> _Stated task_: Filter for the word "Bouchardat" and keep each matching line.

(Some records)
____
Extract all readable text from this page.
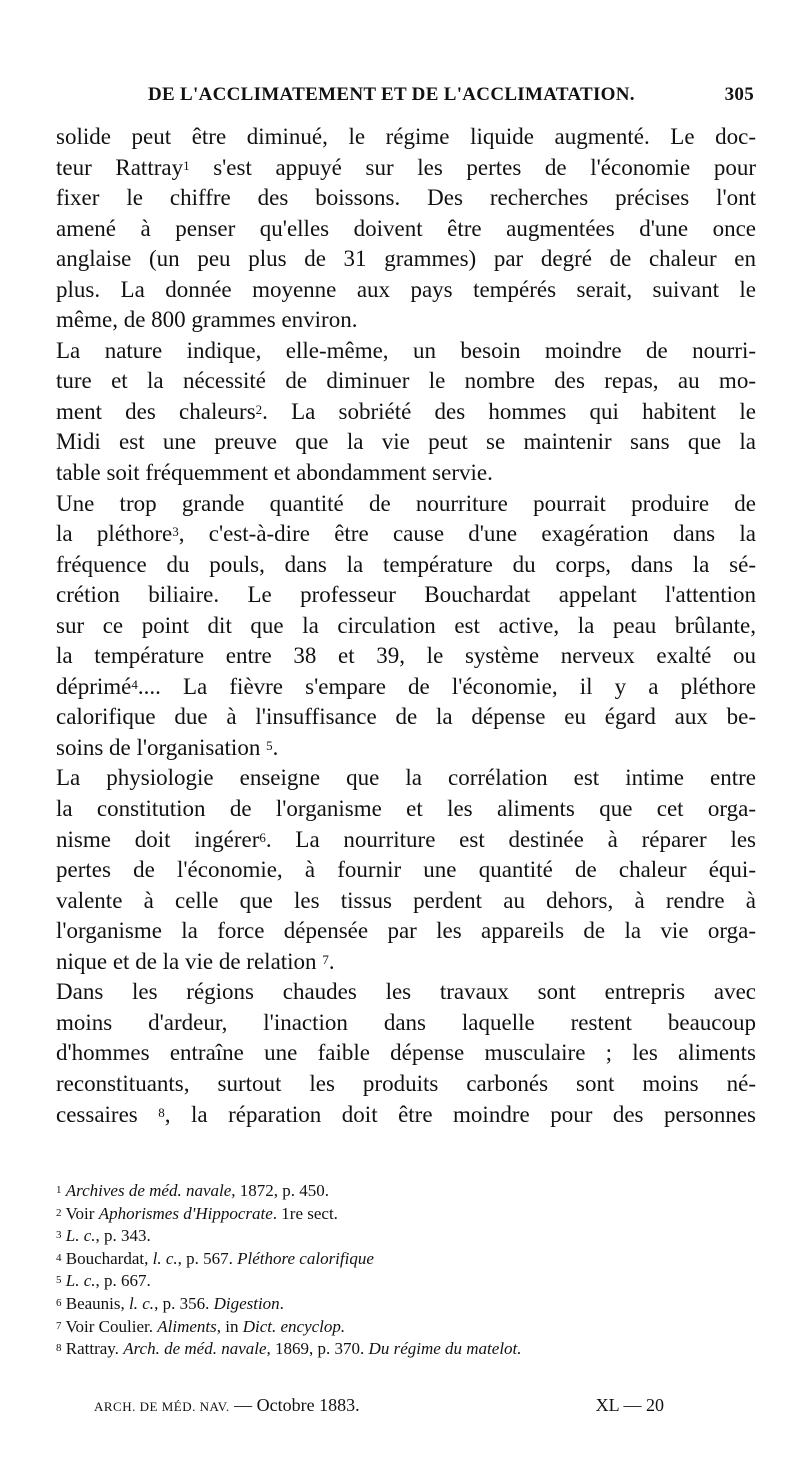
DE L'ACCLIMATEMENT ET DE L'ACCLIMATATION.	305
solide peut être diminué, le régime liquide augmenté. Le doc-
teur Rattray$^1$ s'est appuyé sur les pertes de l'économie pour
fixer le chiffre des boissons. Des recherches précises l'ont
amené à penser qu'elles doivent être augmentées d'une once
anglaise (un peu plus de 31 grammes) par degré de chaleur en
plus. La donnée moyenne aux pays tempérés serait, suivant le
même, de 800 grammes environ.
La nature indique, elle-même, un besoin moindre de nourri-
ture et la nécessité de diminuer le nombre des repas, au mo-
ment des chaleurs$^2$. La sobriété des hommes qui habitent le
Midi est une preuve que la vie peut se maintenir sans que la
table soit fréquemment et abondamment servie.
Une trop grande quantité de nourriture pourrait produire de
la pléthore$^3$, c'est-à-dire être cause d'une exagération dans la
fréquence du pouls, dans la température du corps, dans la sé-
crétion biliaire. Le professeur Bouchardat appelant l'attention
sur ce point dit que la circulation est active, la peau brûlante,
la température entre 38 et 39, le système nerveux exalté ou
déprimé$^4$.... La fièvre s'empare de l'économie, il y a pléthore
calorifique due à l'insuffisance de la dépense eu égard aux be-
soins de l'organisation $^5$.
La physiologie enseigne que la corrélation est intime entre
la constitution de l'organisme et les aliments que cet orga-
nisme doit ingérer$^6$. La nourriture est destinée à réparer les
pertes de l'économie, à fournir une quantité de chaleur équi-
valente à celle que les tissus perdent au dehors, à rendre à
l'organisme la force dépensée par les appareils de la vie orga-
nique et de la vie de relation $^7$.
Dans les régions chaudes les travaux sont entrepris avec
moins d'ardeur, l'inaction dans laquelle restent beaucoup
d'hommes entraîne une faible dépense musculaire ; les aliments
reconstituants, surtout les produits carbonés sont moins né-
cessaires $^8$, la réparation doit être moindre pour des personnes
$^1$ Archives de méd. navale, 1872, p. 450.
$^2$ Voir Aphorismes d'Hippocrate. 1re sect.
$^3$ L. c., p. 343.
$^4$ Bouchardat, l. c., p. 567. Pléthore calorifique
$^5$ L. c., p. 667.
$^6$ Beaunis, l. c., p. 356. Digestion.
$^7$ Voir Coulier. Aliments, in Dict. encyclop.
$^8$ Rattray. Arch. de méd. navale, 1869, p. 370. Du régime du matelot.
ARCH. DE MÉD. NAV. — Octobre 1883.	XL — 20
____
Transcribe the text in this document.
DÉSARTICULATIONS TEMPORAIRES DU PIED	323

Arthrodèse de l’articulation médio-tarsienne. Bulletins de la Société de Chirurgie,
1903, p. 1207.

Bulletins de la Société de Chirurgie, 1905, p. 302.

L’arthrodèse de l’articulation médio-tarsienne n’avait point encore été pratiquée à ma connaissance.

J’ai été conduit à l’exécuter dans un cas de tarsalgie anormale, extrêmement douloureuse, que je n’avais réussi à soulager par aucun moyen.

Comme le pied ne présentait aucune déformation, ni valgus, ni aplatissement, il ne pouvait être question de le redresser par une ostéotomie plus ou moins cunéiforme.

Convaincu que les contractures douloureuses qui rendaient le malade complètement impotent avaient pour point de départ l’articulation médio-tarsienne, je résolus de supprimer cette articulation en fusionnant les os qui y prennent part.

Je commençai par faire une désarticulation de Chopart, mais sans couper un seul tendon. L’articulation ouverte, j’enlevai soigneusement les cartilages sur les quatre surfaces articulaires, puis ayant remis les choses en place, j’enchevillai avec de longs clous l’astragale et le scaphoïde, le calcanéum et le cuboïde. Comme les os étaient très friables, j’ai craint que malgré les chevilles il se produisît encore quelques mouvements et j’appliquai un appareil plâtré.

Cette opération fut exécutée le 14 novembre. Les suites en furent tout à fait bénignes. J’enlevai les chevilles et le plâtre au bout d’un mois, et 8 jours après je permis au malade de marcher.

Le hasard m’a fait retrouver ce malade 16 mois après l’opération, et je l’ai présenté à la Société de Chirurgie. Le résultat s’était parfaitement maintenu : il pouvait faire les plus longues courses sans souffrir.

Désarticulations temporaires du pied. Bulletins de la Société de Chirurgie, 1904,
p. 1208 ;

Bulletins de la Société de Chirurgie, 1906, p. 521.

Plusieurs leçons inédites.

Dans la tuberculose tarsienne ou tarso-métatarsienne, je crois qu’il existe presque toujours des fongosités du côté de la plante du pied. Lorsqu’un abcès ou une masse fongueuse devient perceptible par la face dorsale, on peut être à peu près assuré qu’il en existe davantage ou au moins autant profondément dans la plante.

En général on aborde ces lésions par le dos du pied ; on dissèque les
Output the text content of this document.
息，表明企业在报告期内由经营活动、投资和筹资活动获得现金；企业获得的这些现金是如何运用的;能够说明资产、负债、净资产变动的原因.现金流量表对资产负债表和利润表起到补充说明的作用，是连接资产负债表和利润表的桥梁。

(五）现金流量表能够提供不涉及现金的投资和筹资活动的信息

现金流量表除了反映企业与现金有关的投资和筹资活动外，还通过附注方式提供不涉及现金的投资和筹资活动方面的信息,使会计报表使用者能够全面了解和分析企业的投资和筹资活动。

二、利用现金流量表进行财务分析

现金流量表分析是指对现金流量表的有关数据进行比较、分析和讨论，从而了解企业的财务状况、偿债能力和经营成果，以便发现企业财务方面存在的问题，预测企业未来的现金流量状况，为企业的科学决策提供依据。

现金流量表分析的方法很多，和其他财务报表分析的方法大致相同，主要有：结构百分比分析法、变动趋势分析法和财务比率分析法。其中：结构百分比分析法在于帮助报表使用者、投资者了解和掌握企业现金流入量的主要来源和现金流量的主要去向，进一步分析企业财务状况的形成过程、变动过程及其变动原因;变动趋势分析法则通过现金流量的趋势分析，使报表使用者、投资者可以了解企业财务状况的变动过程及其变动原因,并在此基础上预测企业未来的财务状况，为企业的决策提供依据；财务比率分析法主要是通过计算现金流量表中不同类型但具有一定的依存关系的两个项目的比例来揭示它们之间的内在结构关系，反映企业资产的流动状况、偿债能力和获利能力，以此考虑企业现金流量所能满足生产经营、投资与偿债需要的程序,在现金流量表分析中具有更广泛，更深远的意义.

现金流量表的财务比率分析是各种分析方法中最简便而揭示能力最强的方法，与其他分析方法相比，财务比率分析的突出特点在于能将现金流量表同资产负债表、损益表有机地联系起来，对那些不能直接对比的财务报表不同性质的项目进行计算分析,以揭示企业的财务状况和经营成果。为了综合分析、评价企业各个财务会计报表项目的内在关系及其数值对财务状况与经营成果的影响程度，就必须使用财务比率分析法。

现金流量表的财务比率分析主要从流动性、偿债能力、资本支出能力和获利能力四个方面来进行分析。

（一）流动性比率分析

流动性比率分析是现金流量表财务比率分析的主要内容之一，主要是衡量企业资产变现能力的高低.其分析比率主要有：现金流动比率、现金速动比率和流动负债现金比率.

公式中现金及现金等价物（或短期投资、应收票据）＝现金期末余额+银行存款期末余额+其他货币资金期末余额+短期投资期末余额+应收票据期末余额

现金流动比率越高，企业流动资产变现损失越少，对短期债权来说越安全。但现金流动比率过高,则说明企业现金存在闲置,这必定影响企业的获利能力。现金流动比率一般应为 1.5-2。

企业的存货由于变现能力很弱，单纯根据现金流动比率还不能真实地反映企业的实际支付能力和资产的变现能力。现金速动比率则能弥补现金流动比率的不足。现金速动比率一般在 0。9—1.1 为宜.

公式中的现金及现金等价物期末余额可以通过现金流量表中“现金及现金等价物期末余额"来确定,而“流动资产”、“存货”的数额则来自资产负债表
____
> _Expected answer_:
crétion biliaire. Le professeur Bouchardat appelant l'attention
$^4$ Bouchardat, l. c., p. 567. Pléthore calorifique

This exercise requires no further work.